**THE DATA:**

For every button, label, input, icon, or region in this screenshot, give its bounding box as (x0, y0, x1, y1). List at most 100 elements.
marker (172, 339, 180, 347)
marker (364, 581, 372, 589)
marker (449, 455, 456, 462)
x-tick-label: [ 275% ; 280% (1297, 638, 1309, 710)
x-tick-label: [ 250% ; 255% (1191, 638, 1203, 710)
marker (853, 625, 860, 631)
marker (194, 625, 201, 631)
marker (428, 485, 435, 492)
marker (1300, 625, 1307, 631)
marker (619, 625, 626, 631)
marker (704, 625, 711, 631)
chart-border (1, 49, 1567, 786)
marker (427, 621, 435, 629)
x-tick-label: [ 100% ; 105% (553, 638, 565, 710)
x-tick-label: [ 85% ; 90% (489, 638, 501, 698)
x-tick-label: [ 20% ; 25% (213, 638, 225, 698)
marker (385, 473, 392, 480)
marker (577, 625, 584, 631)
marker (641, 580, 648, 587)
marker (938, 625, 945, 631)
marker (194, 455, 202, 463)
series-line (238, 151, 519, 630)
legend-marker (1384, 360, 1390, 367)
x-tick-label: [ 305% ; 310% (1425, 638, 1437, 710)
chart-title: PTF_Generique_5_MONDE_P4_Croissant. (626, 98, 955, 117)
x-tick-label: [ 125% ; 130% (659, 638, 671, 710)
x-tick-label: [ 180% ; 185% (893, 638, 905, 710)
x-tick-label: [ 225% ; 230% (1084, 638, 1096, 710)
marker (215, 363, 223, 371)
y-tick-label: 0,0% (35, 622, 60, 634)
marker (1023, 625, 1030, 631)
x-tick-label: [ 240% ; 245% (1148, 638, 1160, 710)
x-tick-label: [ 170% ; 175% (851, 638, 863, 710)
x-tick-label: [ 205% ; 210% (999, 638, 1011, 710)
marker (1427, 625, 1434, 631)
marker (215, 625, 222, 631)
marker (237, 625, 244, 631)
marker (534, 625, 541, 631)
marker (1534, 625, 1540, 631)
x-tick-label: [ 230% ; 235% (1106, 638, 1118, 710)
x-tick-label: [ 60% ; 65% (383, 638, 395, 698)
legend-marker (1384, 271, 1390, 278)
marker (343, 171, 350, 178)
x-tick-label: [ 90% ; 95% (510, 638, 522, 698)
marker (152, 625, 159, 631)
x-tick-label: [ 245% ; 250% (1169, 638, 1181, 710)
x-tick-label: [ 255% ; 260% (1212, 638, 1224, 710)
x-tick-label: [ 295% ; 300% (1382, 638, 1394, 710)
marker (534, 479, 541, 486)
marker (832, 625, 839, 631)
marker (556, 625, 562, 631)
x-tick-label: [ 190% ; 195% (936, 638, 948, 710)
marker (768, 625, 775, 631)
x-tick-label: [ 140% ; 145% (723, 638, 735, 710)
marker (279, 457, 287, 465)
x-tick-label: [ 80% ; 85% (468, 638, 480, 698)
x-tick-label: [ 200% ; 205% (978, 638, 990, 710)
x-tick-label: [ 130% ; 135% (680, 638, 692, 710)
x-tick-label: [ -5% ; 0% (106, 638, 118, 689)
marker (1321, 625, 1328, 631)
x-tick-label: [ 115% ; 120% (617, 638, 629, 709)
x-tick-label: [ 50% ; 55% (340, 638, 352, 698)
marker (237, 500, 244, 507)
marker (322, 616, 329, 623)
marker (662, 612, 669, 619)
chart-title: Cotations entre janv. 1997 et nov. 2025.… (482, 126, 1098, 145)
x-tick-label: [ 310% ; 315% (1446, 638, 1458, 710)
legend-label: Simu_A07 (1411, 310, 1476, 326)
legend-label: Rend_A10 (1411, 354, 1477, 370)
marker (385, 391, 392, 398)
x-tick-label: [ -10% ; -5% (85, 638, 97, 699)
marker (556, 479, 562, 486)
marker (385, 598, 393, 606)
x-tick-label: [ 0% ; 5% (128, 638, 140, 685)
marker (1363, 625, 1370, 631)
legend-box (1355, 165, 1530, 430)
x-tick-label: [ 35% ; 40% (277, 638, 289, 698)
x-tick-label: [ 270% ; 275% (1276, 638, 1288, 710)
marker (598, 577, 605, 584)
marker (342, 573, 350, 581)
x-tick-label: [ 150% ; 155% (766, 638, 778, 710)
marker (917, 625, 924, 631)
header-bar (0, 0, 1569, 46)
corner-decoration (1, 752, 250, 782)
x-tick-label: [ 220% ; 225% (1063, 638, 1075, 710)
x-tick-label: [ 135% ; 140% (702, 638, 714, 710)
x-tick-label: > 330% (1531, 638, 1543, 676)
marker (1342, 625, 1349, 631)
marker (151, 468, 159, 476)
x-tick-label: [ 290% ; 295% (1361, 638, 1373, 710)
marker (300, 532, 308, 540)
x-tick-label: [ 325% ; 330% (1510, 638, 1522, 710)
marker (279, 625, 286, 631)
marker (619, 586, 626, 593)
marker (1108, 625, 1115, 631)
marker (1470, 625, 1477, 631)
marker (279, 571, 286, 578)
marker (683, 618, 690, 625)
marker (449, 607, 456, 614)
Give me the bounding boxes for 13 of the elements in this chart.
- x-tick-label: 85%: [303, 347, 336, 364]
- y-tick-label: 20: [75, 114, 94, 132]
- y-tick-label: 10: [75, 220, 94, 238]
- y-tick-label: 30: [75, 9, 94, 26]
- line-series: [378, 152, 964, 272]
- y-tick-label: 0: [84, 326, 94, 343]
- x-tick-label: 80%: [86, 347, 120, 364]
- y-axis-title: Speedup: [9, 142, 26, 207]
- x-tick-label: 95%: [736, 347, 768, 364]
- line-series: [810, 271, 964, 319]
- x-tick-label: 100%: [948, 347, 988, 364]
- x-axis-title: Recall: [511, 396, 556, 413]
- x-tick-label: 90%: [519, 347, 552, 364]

**WORK TO DO:** Retype every line of the items above exactly as each one appears, without changing anything.

**SOLUTION FOR THIS TASK:**
For every button, label, input, icon, or region in this screenshot, give its bounding box as (x0, y0, x1, y1). List at most 100 elements.
marker (172, 339, 180, 347)
marker (364, 581, 372, 589)
marker (449, 455, 456, 462)
x-tick-label: [ 275% ; 280% (1297, 638, 1309, 710)
x-tick-label: [ 250% ; 255% (1191, 638, 1203, 710)
marker (853, 625, 860, 631)
marker (194, 625, 201, 631)
marker (428, 485, 435, 492)
marker (1300, 625, 1307, 631)
marker (619, 625, 626, 631)
marker (704, 625, 711, 631)
chart-border (1, 49, 1567, 786)
marker (427, 621, 435, 629)
x-tick-label: [ 100% ; 105% (553, 638, 565, 710)
x-tick-label: [ 85% ; 90% (489, 638, 501, 698)
x-tick-label: [ 20% ; 25% (213, 638, 225, 698)
marker (385, 473, 392, 480)
marker (577, 625, 584, 631)
marker (641, 580, 648, 587)
marker (938, 625, 945, 631)
marker (194, 455, 202, 463)
series-line (238, 151, 519, 630)
legend-marker (1384, 360, 1390, 367)
x-tick-label: [ 305% ; 310% (1425, 638, 1437, 710)
chart-title: PTF_Generique_5_MONDE_P4_Croissant. (626, 98, 955, 117)
x-tick-label: [ 125% ; 130% (659, 638, 671, 710)
x-tick-label: [ 180% ; 185% (893, 638, 905, 710)
x-tick-label: [ 225% ; 230% (1084, 638, 1096, 710)
marker (215, 363, 223, 371)
y-tick-label: 0,0% (35, 622, 60, 634)
marker (1023, 625, 1030, 631)
x-tick-label: [ 240% ; 245% (1148, 638, 1160, 710)
x-tick-label: [ 170% ; 175% (851, 638, 863, 710)
x-tick-label: [ 205% ; 210% (999, 638, 1011, 710)
marker (1427, 625, 1434, 631)
marker (215, 625, 222, 631)
marker (237, 625, 244, 631)
marker (534, 625, 541, 631)
marker (1534, 625, 1540, 631)
x-tick-label: [ 230% ; 235% (1106, 638, 1118, 710)
x-tick-label: [ 60% ; 65% (383, 638, 395, 698)
legend-marker (1384, 271, 1390, 278)
marker (343, 171, 350, 178)
x-tick-label: [ 90% ; 95% (510, 638, 522, 698)
marker (152, 625, 159, 631)
x-tick-label: [ 245% ; 250% (1169, 638, 1181, 710)
x-tick-label: [ 255% ; 260% (1212, 638, 1224, 710)
x-tick-label: [ 295% ; 300% (1382, 638, 1394, 710)
marker (534, 479, 541, 486)
marker (832, 625, 839, 631)
marker (556, 625, 562, 631)
x-tick-label: [ 190% ; 195% (936, 638, 948, 710)
marker (768, 625, 775, 631)
x-tick-label: [ 140% ; 145% (723, 638, 735, 710)
marker (279, 457, 287, 465)
x-tick-label: [ 80% ; 85% (468, 638, 480, 698)
x-tick-label: [ 200% ; 205% (978, 638, 990, 710)
x-tick-label: [ 130% ; 135% (680, 638, 692, 710)
x-tick-label: [ -5% ; 0% (106, 638, 118, 689)
marker (1321, 625, 1328, 631)
x-tick-label: [ 115% ; 120% (617, 638, 629, 709)
x-tick-label: [ 50% ; 55% (340, 638, 352, 698)
marker (237, 500, 244, 507)
marker (322, 616, 329, 623)
marker (662, 612, 669, 619)
chart-title: Cotations entre janv. 1997 et nov. 2025.… (482, 126, 1098, 145)
x-tick-label: [ 310% ; 315% (1446, 638, 1458, 710)
legend-label: Simu_A07 (1411, 310, 1476, 326)
legend-label: Rend_A10 (1411, 354, 1477, 370)
marker (385, 391, 392, 398)
x-tick-label: [ -10% ; -5% (85, 638, 97, 699)
marker (556, 479, 562, 486)
marker (385, 598, 393, 606)
x-tick-label: [ 0% ; 5% (128, 638, 140, 685)
marker (1363, 625, 1370, 631)
legend-box (1355, 165, 1530, 430)
x-tick-label: [ 35% ; 40% (277, 638, 289, 698)
x-tick-label: [ 270% ; 275% (1276, 638, 1288, 710)
marker (598, 577, 605, 584)
marker (342, 573, 350, 581)
x-tick-label: [ 150% ; 155% (766, 638, 778, 710)
marker (917, 625, 924, 631)
header-bar (0, 0, 1569, 46)
corner-decoration (1, 752, 250, 782)
x-tick-label: [ 220% ; 225% (1063, 638, 1075, 710)
x-tick-label: [ 135% ; 140% (702, 638, 714, 710)
x-tick-label: > 330% (1531, 638, 1543, 676)
marker (1342, 625, 1349, 631)
marker (151, 468, 159, 476)
x-tick-label: [ 290% ; 295% (1361, 638, 1373, 710)
marker (300, 532, 308, 540)
x-tick-label: [ 325% ; 330% (1510, 638, 1522, 710)
marker (279, 625, 286, 631)
marker (619, 586, 626, 593)
marker (1108, 625, 1115, 631)
marker (1470, 625, 1477, 631)
marker (279, 571, 286, 578)
marker (683, 618, 690, 625)
marker (449, 607, 456, 614)
Give me the bounding boxes for 13 of the elements in this chart.
- x-tick-label: 85%: [303, 347, 336, 364]
- y-tick-label: 20: [75, 114, 94, 132]
- y-tick-label: 10: [75, 220, 94, 238]
- y-tick-label: 30: [75, 9, 94, 26]
- line-series: [378, 152, 964, 272]
- y-tick-label: 0: [84, 326, 94, 343]
- x-tick-label: 80%: [86, 347, 120, 364]
- y-axis-title: Speedup: [9, 142, 26, 207]
- x-tick-label: 95%: [736, 347, 768, 364]
- line-series: [810, 271, 964, 319]
- x-tick-label: 100%: [948, 347, 988, 364]
- x-axis-title: Recall: [511, 396, 556, 413]
- x-tick-label: 90%: [519, 347, 552, 364]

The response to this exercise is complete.